What you have to do –
All of the data below should be written out exactly.

Task data –

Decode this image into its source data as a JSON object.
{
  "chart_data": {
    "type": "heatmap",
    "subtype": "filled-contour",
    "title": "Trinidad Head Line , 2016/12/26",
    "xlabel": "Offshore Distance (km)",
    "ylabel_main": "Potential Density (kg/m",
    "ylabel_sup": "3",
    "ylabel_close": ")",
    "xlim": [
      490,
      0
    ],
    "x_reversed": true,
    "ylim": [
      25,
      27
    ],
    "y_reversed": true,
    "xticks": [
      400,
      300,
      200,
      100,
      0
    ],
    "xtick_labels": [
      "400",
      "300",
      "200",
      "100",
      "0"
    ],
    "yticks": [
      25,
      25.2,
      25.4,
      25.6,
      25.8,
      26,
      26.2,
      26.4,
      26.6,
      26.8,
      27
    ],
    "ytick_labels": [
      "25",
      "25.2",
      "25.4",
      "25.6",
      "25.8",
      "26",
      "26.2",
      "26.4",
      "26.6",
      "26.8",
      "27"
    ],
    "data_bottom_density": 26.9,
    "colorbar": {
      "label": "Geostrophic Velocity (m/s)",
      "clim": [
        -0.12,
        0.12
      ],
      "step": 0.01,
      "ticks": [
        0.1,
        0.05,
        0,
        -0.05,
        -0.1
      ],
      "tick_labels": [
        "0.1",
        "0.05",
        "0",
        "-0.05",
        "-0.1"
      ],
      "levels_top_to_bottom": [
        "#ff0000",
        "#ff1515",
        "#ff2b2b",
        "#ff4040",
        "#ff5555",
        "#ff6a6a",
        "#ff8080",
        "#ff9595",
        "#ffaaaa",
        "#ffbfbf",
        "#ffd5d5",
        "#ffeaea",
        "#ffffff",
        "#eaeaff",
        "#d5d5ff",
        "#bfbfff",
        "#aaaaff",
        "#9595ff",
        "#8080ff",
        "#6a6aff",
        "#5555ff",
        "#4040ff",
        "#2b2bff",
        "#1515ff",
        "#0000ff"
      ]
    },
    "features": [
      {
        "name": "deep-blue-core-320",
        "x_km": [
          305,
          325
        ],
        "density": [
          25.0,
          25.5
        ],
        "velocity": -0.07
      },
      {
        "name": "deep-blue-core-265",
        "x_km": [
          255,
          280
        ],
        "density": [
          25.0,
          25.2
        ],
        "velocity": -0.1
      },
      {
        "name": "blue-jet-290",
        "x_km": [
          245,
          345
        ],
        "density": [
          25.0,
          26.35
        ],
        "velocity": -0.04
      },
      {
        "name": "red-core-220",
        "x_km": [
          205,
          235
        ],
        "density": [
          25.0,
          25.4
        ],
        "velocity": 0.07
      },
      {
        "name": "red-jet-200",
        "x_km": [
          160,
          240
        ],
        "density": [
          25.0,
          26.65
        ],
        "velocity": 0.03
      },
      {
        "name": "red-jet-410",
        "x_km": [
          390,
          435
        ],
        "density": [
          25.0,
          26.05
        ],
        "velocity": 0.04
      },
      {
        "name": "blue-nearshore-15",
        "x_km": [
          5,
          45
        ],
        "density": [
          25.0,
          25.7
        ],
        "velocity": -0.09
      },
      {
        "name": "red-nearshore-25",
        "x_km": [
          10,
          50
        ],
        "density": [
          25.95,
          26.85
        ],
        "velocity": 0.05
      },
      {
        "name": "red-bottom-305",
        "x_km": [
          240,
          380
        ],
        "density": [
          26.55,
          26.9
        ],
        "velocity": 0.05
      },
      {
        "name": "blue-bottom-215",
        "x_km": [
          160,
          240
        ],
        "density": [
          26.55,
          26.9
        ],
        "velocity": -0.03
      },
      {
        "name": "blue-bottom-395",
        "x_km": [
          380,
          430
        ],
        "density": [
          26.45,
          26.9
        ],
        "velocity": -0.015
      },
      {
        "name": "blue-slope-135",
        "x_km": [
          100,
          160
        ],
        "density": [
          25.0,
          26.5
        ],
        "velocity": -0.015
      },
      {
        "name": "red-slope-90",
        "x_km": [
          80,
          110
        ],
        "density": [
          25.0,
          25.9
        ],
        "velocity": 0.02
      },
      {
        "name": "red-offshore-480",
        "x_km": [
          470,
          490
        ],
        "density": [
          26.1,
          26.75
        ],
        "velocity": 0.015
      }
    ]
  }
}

Solution below –
Decode this image into its source data as a JSON object.
{
  "chart_data": {
    "type": "heatmap",
    "subtype": "filled-contour",
    "title": "Trinidad Head Line , 2016/12/26",
    "xlabel": "Offshore Distance (km)",
    "ylabel_main": "Potential Density (kg/m",
    "ylabel_sup": "3",
    "ylabel_close": ")",
    "xlim": [
      490,
      0
    ],
    "x_reversed": true,
    "ylim": [
      25,
      27
    ],
    "y_reversed": true,
    "xticks": [
      400,
      300,
      200,
      100,
      0
    ],
    "xtick_labels": [
      "400",
      "300",
      "200",
      "100",
      "0"
    ],
    "yticks": [
      25,
      25.2,
      25.4,
      25.6,
      25.8,
      26,
      26.2,
      26.4,
      26.6,
      26.8,
      27
    ],
    "ytick_labels": [
      "25",
      "25.2",
      "25.4",
      "25.6",
      "25.8",
      "26",
      "26.2",
      "26.4",
      "26.6",
      "26.8",
      "27"
    ],
    "data_bottom_density": 26.9,
    "colorbar": {
      "label": "Geostrophic Velocity (m/s)",
      "clim": [
        -0.12,
        0.12
      ],
      "step": 0.01,
      "ticks": [
        0.1,
        0.05,
        0,
        -0.05,
        -0.1
      ],
      "tick_labels": [
        "0.1",
        "0.05",
        "0",
        "-0.05",
        "-0.1"
      ],
      "levels_top_to_bottom": [
        "#ff0000",
        "#ff1515",
        "#ff2b2b",
        "#ff4040",
        "#ff5555",
        "#ff6a6a",
        "#ff8080",
        "#ff9595",
        "#ffaaaa",
        "#ffbfbf",
        "#ffd5d5",
        "#ffeaea",
        "#ffffff",
        "#eaeaff",
        "#d5d5ff",
        "#bfbfff",
        "#aaaaff",
        "#9595ff",
        "#8080ff",
        "#6a6aff",
        "#5555ff",
        "#4040ff",
        "#2b2bff",
        "#1515ff",
        "#0000ff"
      ]
    },
    "features": [
      {
        "name": "deep-blue-core-320",
        "x_km": [
          305,
          325
        ],
        "density": [
          25.0,
          25.5
        ],
        "velocity": -0.07
      },
      {
        "name": "deep-blue-core-265",
        "x_km": [
          255,
          280
        ],
        "density": [
          25.0,
          25.2
        ],
        "velocity": -0.1
      },
      {
        "name": "blue-jet-290",
        "x_km": [
          245,
          345
        ],
        "density": [
          25.0,
          26.35
        ],
        "velocity": -0.04
      },
      {
        "name": "red-core-220",
        "x_km": [
          205,
          235
        ],
        "density": [
          25.0,
          25.4
        ],
        "velocity": 0.07
      },
      {
        "name": "red-jet-200",
        "x_km": [
          160,
          240
        ],
        "density": [
          25.0,
          26.65
        ],
        "velocity": 0.03
      },
      {
        "name": "red-jet-410",
        "x_km": [
          390,
          435
        ],
        "density": [
          25.0,
          26.05
        ],
        "velocity": 0.04
      },
      {
        "name": "blue-nearshore-15",
        "x_km": [
          5,
          45
        ],
        "density": [
          25.0,
          25.7
        ],
        "velocity": -0.09
      },
      {
        "name": "red-nearshore-25",
        "x_km": [
          10,
          50
        ],
        "density": [
          25.95,
          26.85
        ],
        "velocity": 0.05
      },
      {
        "name": "red-bottom-305",
        "x_km": [
          240,
          380
        ],
        "density": [
          26.55,
          26.9
        ],
        "velocity": 0.05
      },
      {
        "name": "blue-bottom-215",
        "x_km": [
          160,
          240
        ],
        "density": [
          26.55,
          26.9
        ],
        "velocity": -0.03
      },
      {
        "name": "blue-bottom-395",
        "x_km": [
          380,
          430
        ],
        "density": [
          26.45,
          26.9
        ],
        "velocity": -0.015
      },
      {
        "name": "blue-slope-135",
        "x_km": [
          100,
          160
        ],
        "density": [
          25.0,
          26.5
        ],
        "velocity": -0.015
      },
      {
        "name": "red-slope-90",
        "x_km": [
          80,
          110
        ],
        "density": [
          25.0,
          25.9
        ],
        "velocity": 0.02
      },
      {
        "name": "red-offshore-480",
        "x_km": [
          470,
          490
        ],
        "density": [
          26.1,
          26.75
        ],
        "velocity": 0.015
      }
    ]
  }
}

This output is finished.